[Extracted data entries]
━━━━━━━━━━━━━━━━━━━━━━━━━━━━━━

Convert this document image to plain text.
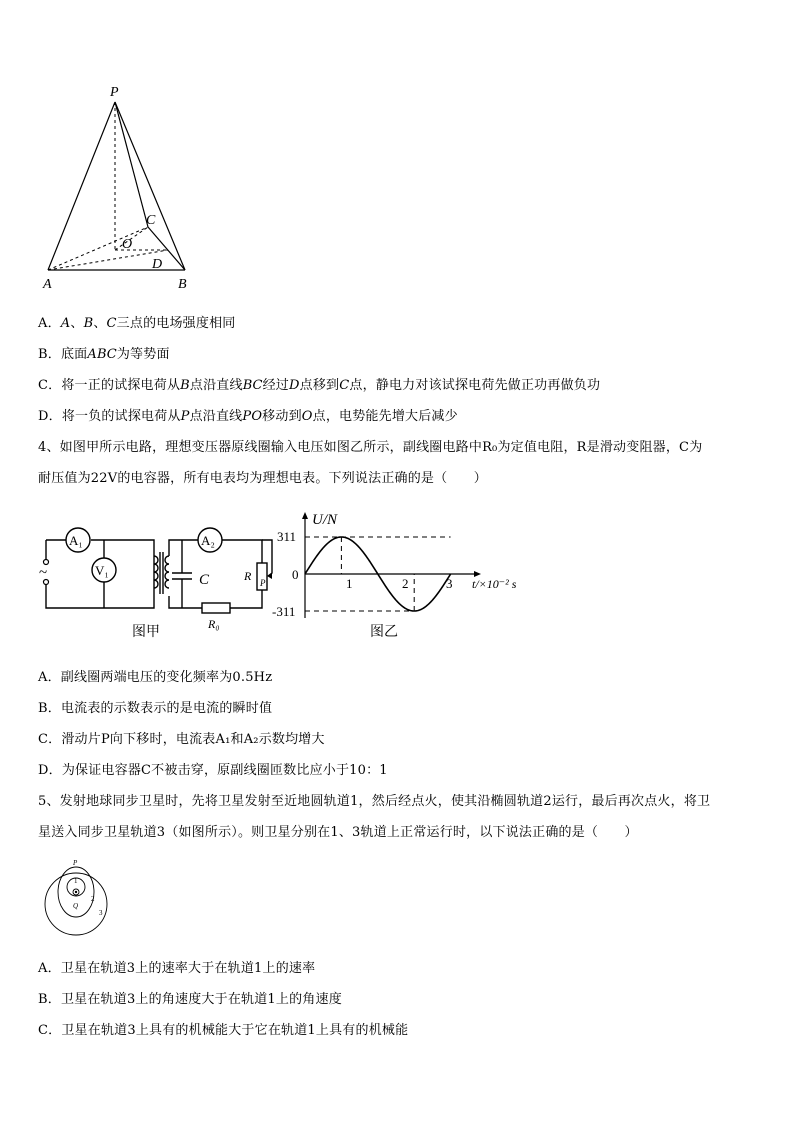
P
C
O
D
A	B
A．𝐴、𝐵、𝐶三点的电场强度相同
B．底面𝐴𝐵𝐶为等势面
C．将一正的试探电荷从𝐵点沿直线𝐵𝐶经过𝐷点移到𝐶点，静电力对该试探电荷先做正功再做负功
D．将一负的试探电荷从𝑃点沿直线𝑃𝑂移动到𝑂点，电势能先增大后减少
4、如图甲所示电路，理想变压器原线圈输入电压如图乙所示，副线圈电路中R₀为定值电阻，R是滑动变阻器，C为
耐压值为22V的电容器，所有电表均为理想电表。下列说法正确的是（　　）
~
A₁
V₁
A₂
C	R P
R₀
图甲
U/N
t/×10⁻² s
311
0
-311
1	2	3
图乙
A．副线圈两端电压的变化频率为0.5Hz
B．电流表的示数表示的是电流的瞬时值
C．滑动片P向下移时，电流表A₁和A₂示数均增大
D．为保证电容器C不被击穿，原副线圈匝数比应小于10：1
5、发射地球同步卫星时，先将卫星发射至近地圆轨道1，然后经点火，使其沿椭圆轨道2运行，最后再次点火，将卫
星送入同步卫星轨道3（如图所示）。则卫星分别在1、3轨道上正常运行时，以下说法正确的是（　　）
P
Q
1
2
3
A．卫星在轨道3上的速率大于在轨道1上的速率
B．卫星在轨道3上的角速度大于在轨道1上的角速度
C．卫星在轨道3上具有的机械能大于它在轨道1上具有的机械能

━━━━━━━━━━━━━━━━━━━━━━━━━━━━━━

THE PROBLEM: Your task is to repeat the material above exactly, without its pictures.

PROBLEM SOLUTION:
Convert this document image to plain text.
P
C
O
D
A	B
A．𝐴、𝐵、𝐶三点的电场强度相同
B．底面𝐴𝐵𝐶为等势面
C．将一正的试探电荷从𝐵点沿直线𝐵𝐶经过𝐷点移到𝐶点，静电力对该试探电荷先做正功再做负功
D．将一负的试探电荷从𝑃点沿直线𝑃𝑂移动到𝑂点，电势能先增大后减少
4、如图甲所示电路，理想变压器原线圈输入电压如图乙所示，副线圈电路中R₀为定值电阻，R是滑动变阻器，C为
耐压值为22V的电容器，所有电表均为理想电表。下列说法正确的是（　　）
~
A₁
V₁
A₂
C	R P
R₀
图甲
U/N
t/×10⁻² s
311
0
-311
1	2	3
图乙
A．副线圈两端电压的变化频率为0.5Hz
B．电流表的示数表示的是电流的瞬时值
C．滑动片P向下移时，电流表A₁和A₂示数均增大
D．为保证电容器C不被击穿，原副线圈匝数比应小于10：1
5、发射地球同步卫星时，先将卫星发射至近地圆轨道1，然后经点火，使其沿椭圆轨道2运行，最后再次点火，将卫
星送入同步卫星轨道3（如图所示）。则卫星分别在1、3轨道上正常运行时，以下说法正确的是（　　）
P
Q
1
2
3
A．卫星在轨道3上的速率大于在轨道1上的速率
B．卫星在轨道3上的角速度大于在轨道1上的角速度
C．卫星在轨道3上具有的机械能大于它在轨道1上具有的机械能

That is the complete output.